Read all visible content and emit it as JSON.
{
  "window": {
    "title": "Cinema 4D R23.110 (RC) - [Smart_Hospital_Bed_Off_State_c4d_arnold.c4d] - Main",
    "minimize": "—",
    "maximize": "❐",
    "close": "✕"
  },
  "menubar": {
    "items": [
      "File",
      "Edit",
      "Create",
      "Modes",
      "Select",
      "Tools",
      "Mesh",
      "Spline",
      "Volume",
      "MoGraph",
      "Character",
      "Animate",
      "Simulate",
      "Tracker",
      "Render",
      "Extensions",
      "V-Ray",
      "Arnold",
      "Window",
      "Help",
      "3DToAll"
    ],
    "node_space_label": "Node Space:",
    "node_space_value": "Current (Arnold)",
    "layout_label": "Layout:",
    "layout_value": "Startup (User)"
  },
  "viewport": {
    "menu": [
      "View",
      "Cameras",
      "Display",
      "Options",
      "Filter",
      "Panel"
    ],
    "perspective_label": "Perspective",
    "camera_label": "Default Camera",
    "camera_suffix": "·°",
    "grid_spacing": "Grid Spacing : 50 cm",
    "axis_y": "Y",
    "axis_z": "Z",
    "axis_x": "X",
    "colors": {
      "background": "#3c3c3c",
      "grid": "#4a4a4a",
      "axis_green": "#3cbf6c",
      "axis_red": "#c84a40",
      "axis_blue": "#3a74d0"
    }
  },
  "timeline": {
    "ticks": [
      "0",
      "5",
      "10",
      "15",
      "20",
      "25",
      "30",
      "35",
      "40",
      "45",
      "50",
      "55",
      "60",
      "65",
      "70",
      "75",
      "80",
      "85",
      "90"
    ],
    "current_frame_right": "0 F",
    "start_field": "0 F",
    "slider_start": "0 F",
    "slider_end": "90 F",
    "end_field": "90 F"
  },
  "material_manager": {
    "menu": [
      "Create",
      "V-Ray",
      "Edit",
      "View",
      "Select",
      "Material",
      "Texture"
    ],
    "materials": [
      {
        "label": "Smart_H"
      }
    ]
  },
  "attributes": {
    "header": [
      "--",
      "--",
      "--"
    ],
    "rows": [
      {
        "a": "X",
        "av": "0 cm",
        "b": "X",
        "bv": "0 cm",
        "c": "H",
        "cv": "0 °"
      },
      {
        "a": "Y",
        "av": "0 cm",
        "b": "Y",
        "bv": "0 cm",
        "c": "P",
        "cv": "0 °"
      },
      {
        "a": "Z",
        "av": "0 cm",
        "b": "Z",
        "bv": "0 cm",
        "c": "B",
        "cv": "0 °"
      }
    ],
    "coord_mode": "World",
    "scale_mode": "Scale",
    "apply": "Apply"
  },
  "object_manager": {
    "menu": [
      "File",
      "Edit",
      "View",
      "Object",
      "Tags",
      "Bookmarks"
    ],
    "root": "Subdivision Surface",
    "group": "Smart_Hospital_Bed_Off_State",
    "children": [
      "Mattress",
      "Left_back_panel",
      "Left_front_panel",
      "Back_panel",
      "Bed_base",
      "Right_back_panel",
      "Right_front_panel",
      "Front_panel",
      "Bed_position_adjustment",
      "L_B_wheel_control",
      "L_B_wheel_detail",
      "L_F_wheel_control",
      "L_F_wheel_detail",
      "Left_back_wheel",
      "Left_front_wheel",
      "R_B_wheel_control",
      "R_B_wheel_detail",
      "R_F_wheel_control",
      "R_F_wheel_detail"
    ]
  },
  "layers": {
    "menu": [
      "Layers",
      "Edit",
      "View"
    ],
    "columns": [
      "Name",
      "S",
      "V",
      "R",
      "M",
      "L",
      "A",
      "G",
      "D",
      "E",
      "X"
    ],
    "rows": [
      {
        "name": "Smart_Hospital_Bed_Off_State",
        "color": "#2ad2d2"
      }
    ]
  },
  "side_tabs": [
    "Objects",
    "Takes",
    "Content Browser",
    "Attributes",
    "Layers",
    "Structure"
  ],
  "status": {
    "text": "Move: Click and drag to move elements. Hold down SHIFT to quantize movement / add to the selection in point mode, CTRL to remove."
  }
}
* * * *
Repeat the preceding lines exactly, please, every one of them.

Read all visible content and emit it as JSON.
{
  "window": {
    "title": "Cinema 4D R23.110 (RC) - [Smart_Hospital_Bed_Off_State_c4d_arnold.c4d] - Main",
    "minimize": "—",
    "maximize": "❐",
    "close": "✕"
  },
  "menubar": {
    "items": [
      "File",
      "Edit",
      "Create",
      "Modes",
      "Select",
      "Tools",
      "Mesh",
      "Spline",
      "Volume",
      "MoGraph",
      "Character",
      "Animate",
      "Simulate",
      "Tracker",
      "Render",
      "Extensions",
      "V-Ray",
      "Arnold",
      "Window",
      "Help",
      "3DToAll"
    ],
    "node_space_label": "Node Space:",
    "node_space_value": "Current (Arnold)",
    "layout_label": "Layout:",
    "layout_value": "Startup (User)"
  },
  "viewport": {
    "menu": [
      "View",
      "Cameras",
      "Display",
      "Options",
      "Filter",
      "Panel"
    ],
    "perspective_label": "Perspective",
    "camera_label": "Default Camera",
    "camera_suffix": "·°",
    "grid_spacing": "Grid Spacing : 50 cm",
    "axis_y": "Y",
    "axis_z": "Z",
    "axis_x": "X",
    "colors": {
      "background": "#3c3c3c",
      "grid": "#4a4a4a",
      "axis_green": "#3cbf6c",
      "axis_red": "#c84a40",
      "axis_blue": "#3a74d0"
    }
  },
  "timeline": {
    "ticks": [
      "0",
      "5",
      "10",
      "15",
      "20",
      "25",
      "30",
      "35",
      "40",
      "45",
      "50",
      "55",
      "60",
      "65",
      "70",
      "75",
      "80",
      "85",
      "90"
    ],
    "current_frame_right": "0 F",
    "start_field": "0 F",
    "slider_start": "0 F",
    "slider_end": "90 F",
    "end_field": "90 F"
  },
  "material_manager": {
    "menu": [
      "Create",
      "V-Ray",
      "Edit",
      "View",
      "Select",
      "Material",
      "Texture"
    ],
    "materials": [
      {
        "label": "Smart_H"
      }
    ]
  },
  "attributes": {
    "header": [
      "--",
      "--",
      "--"
    ],
    "rows": [
      {
        "a": "X",
        "av": "0 cm",
        "b": "X",
        "bv": "0 cm",
        "c": "H",
        "cv": "0 °"
      },
      {
        "a": "Y",
        "av": "0 cm",
        "b": "Y",
        "bv": "0 cm",
        "c": "P",
        "cv": "0 °"
      },
      {
        "a": "Z",
        "av": "0 cm",
        "b": "Z",
        "bv": "0 cm",
        "c": "B",
        "cv": "0 °"
      }
    ],
    "coord_mode": "World",
    "scale_mode": "Scale",
    "apply": "Apply"
  },
  "object_manager": {
    "menu": [
      "File",
      "Edit",
      "View",
      "Object",
      "Tags",
      "Bookmarks"
    ],
    "root": "Subdivision Surface",
    "group": "Smart_Hospital_Bed_Off_State",
    "children": [
      "Mattress",
      "Left_back_panel",
      "Left_front_panel",
      "Back_panel",
      "Bed_base",
      "Right_back_panel",
      "Right_front_panel",
      "Front_panel",
      "Bed_position_adjustment",
      "L_B_wheel_control",
      "L_B_wheel_detail",
      "L_F_wheel_control",
      "L_F_wheel_detail",
      "Left_back_wheel",
      "Left_front_wheel",
      "R_B_wheel_control",
      "R_B_wheel_detail",
      "R_F_wheel_control",
      "R_F_wheel_detail"
    ]
  },
  "layers": {
    "menu": [
      "Layers",
      "Edit",
      "View"
    ],
    "columns": [
      "Name",
      "S",
      "V",
      "R",
      "M",
      "L",
      "A",
      "G",
      "D",
      "E",
      "X"
    ],
    "rows": [
      {
        "name": "Smart_Hospital_Bed_Off_State",
        "color": "#2ad2d2"
      }
    ]
  },
  "side_tabs": [
    "Objects",
    "Takes",
    "Content Browser",
    "Attributes",
    "Layers",
    "Structure"
  ],
  "status": {
    "text": "Move: Click and drag to move elements. Hold down SHIFT to quantize movement / add to the selection in point mode, CTRL to remove."
  }
}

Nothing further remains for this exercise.